» Problem requirements
Find every line in the records below that holds the word "меня", and copy each one.

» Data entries
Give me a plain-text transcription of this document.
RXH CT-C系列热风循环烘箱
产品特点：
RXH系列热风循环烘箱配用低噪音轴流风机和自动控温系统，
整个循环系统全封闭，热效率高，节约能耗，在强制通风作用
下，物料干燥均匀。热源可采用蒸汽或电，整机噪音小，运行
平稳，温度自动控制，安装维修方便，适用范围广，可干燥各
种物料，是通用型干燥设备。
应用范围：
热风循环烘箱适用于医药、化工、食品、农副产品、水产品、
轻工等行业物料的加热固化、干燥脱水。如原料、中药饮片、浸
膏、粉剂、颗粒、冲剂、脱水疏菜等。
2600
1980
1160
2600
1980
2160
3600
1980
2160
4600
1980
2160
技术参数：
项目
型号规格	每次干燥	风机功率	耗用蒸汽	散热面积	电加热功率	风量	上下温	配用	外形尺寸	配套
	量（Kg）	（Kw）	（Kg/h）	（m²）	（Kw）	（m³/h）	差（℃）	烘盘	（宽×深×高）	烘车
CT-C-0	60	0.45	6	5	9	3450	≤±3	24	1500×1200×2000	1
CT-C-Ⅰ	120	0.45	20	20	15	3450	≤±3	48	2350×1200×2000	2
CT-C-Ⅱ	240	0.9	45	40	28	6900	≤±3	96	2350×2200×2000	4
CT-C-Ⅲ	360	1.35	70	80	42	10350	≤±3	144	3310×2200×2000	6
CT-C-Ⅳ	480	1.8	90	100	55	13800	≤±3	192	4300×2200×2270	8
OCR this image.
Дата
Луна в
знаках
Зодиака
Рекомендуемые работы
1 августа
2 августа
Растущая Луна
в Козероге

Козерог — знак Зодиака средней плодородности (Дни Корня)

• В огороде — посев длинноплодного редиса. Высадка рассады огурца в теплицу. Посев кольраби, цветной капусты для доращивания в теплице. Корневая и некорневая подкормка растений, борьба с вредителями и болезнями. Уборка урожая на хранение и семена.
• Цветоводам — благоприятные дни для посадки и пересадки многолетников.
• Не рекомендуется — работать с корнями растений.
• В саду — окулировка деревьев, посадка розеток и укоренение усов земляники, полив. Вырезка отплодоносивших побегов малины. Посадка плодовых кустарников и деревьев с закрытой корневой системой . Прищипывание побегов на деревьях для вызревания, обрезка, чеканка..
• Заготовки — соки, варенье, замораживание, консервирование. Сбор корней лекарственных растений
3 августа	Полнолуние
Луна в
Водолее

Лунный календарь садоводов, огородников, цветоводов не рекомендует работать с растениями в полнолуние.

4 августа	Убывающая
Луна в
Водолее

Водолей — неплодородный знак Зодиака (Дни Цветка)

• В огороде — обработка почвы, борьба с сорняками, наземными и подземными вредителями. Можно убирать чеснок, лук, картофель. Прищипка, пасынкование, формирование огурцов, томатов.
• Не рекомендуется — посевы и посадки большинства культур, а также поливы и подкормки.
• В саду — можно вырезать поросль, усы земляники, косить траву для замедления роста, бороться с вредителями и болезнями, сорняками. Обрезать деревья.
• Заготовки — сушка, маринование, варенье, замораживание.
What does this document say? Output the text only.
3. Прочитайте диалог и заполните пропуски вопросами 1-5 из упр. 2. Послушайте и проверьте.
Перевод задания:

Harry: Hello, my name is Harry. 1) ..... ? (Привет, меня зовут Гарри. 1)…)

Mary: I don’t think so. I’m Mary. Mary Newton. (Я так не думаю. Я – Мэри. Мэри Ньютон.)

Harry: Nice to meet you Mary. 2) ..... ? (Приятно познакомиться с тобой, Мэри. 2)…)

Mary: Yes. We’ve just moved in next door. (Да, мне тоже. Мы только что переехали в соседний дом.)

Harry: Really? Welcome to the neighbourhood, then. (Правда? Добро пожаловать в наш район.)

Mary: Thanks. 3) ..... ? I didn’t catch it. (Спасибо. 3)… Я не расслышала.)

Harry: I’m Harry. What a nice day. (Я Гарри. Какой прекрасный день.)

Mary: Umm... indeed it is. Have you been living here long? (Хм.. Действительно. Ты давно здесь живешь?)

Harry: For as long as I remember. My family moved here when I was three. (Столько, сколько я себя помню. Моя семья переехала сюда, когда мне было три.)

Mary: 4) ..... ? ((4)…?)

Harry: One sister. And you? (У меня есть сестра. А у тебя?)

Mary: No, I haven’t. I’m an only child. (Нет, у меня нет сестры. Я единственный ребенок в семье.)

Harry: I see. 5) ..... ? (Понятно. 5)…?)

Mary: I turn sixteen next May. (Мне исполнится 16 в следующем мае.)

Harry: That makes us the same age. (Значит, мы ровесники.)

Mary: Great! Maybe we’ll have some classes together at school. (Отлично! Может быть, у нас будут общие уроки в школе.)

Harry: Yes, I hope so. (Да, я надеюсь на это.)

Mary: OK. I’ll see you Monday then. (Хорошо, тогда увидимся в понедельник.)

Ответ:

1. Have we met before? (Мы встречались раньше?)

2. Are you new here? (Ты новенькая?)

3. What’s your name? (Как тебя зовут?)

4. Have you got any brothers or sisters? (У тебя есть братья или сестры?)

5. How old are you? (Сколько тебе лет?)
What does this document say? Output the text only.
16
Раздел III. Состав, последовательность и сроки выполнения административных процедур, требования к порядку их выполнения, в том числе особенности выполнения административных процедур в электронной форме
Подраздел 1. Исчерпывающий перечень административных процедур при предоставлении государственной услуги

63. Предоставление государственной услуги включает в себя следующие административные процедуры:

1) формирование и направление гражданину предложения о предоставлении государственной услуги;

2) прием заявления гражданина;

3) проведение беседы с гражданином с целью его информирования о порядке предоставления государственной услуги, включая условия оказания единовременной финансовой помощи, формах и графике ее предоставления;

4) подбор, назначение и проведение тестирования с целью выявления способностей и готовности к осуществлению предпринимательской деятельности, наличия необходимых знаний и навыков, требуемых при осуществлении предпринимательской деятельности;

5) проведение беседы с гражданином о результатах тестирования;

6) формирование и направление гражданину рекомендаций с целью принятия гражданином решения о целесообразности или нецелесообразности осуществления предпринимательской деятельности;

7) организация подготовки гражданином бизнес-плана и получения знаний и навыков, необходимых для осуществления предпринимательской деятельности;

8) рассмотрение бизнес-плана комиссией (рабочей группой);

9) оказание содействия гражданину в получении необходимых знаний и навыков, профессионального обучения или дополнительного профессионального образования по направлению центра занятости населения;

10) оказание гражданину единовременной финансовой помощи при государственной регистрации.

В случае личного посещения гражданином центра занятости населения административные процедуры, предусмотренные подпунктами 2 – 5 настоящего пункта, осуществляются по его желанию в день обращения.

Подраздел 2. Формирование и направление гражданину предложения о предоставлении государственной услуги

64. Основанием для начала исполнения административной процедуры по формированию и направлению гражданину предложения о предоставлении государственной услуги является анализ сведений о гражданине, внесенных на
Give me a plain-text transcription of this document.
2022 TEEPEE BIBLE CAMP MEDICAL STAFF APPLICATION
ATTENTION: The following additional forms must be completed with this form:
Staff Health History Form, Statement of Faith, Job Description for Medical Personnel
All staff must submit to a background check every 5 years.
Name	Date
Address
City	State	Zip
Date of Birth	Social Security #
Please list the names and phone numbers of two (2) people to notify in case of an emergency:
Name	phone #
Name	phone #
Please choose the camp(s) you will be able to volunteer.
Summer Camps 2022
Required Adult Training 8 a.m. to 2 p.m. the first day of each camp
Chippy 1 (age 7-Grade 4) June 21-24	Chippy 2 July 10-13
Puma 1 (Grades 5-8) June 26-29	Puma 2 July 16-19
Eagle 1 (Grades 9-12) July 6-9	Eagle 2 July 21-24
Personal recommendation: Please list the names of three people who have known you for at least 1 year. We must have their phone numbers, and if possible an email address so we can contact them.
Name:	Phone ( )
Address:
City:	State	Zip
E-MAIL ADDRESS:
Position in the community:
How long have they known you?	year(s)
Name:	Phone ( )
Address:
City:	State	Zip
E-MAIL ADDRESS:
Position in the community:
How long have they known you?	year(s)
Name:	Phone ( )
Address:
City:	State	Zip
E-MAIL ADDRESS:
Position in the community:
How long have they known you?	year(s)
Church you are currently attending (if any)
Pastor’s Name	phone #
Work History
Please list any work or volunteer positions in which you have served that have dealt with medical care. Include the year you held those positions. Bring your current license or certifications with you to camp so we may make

» The result
Harry: Hello, my name is Harry. 1) ..... ? (Привет, меня зовут Гарри. 1)…)
Harry: One sister. And you? (У меня есть сестра. А у тебя?)
Mary: No, I haven’t. I’m an only child. (Нет, у меня нет сестры. Я единственный ребенок в семье.)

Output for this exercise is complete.